Exercise task A.
Answer each question from the SkyDrive text on a separate line, labeled (i), (ii), (iii):
(i) What string would mean that Carol has view permission for a specific document?
(ii) What does the query become when Carol searches for “okra recipe”?
(iii) Which items does the SkyDrive text say normally aren’t in the full-text index?
Exercise task B.
Copy word for word the stretch of the SkyDrive text from "With this index, an" through "show it too.".

╭─ Text

For SkyDrive, we have a full-text index of all documents in the system. However, we can’t let people see all the documents in a search result, only the ones they are allowed to view. To do this, we index the Windows Live IDs of the allowed viewers onto the documents as well. In addition to the word entries above, we add special strings to the documents that get indexed much like the words do, but which encode the permission data. For example, the string “VIEWER=carol@hotmail-example.com” would mean that Carol has view permission for a specific document. Then the inverted index gets an entry like “VIEWER=carol@hotmail-example.com: 39, 107, 762, ...” When Carol searches for “okra recipe,” we change the query to “okra recipe VIEWER=carol@hotmail-example.com.” So Carol gets document 107 back, but not document 512, which she isn’t allowed to read.

With this index, an obvious way to implement “Shared With Me” is to search for the documents Carol is allowed to read. This isn’t exactly right, but it’s close. First, we want to exclude documents that she owns, because we’re showing them elsewhere. Second, we need to include photos, which normally aren’t in the full- text index. Finally, we don’t really want all the files Carol has access to, but only the files or folders where someone explicitly added Carol. If Alice shares a folder with 100 documents, we want only the folder to show up in Shared With Me, not all 100 of the contained documents. If she shares a single spreadsheet, we want to show it too.

╰─
╭─ Record extracts

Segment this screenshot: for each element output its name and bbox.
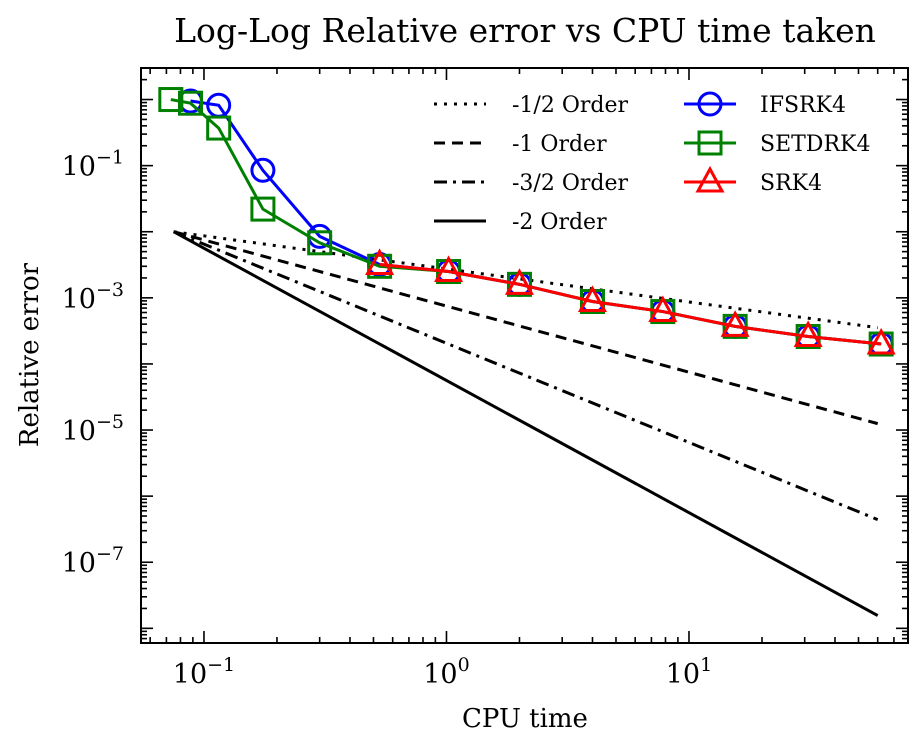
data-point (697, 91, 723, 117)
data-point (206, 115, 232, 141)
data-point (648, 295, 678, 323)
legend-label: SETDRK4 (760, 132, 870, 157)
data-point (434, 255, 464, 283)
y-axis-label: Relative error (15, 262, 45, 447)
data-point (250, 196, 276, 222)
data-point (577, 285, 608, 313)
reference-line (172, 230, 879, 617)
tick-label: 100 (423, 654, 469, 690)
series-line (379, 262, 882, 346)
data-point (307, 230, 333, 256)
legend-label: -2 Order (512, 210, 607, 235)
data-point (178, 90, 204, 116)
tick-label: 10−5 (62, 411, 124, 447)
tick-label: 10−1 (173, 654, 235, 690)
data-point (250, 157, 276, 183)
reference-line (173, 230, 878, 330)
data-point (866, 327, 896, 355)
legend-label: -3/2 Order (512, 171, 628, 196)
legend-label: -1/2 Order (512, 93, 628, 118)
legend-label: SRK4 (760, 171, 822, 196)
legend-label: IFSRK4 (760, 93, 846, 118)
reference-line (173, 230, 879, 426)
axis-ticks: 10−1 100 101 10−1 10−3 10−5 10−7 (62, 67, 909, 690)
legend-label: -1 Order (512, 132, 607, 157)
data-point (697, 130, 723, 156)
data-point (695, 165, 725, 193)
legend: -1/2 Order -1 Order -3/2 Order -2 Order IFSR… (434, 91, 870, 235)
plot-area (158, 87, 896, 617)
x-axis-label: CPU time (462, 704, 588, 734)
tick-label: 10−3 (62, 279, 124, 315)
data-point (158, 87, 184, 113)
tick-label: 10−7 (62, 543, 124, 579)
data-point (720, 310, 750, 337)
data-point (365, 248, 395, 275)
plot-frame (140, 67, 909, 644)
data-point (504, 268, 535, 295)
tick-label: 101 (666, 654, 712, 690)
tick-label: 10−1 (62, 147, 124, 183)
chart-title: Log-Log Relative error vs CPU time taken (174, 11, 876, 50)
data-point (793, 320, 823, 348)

╰─
╭─ Record extracts

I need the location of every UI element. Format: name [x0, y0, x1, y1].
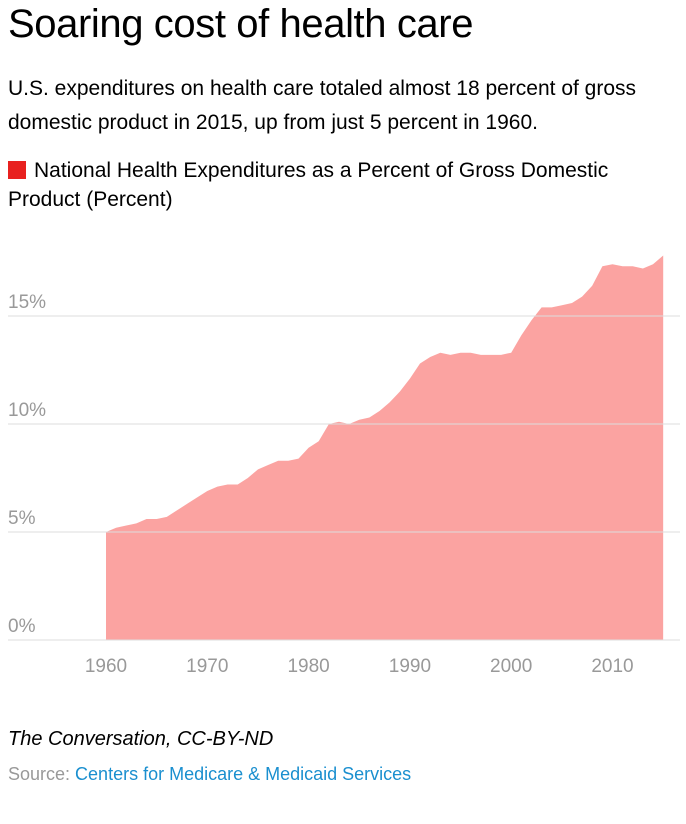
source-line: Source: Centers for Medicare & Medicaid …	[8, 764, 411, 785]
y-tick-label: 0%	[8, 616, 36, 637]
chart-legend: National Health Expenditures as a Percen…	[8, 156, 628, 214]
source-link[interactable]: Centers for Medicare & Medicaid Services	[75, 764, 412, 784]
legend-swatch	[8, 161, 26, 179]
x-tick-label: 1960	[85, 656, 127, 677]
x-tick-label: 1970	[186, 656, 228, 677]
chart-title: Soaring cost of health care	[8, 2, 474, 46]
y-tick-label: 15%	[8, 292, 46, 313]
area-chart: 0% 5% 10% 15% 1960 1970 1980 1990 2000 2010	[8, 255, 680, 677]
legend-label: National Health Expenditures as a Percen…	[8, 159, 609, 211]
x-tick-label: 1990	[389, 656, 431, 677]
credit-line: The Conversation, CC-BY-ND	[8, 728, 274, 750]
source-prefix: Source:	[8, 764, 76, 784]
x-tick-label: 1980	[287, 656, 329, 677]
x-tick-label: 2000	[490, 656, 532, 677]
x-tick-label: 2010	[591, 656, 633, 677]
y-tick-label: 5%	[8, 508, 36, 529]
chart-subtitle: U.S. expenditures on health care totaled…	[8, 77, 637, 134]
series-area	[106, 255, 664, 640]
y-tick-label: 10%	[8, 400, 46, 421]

╰─

Solution A.
(i) “VIEWER=carol@hotmail-example.com”
(ii) “okra recipe VIEWER=carol@hotmail-example.com”
(iii) Photos

Solution B.
With this index, an obvious way to implement “Shared With Me” is to search for the documents Carol is allowed to read. This isn’t exactly right, but it’s close. First, we want to exclude documents that she owns, because we’re showing them elsewhere. Second, we need to include photos, which normally aren’t in the full- text index. Finally, we don’t really want all the files Carol has access to, but only the files or folders where someone explicitly added Carol. If Alice shares a folder with 100 documents, we want only the folder to show up in Shared With Me, not all 100 of the contained documents. If she shares a single spreadsheet, we want to show it too.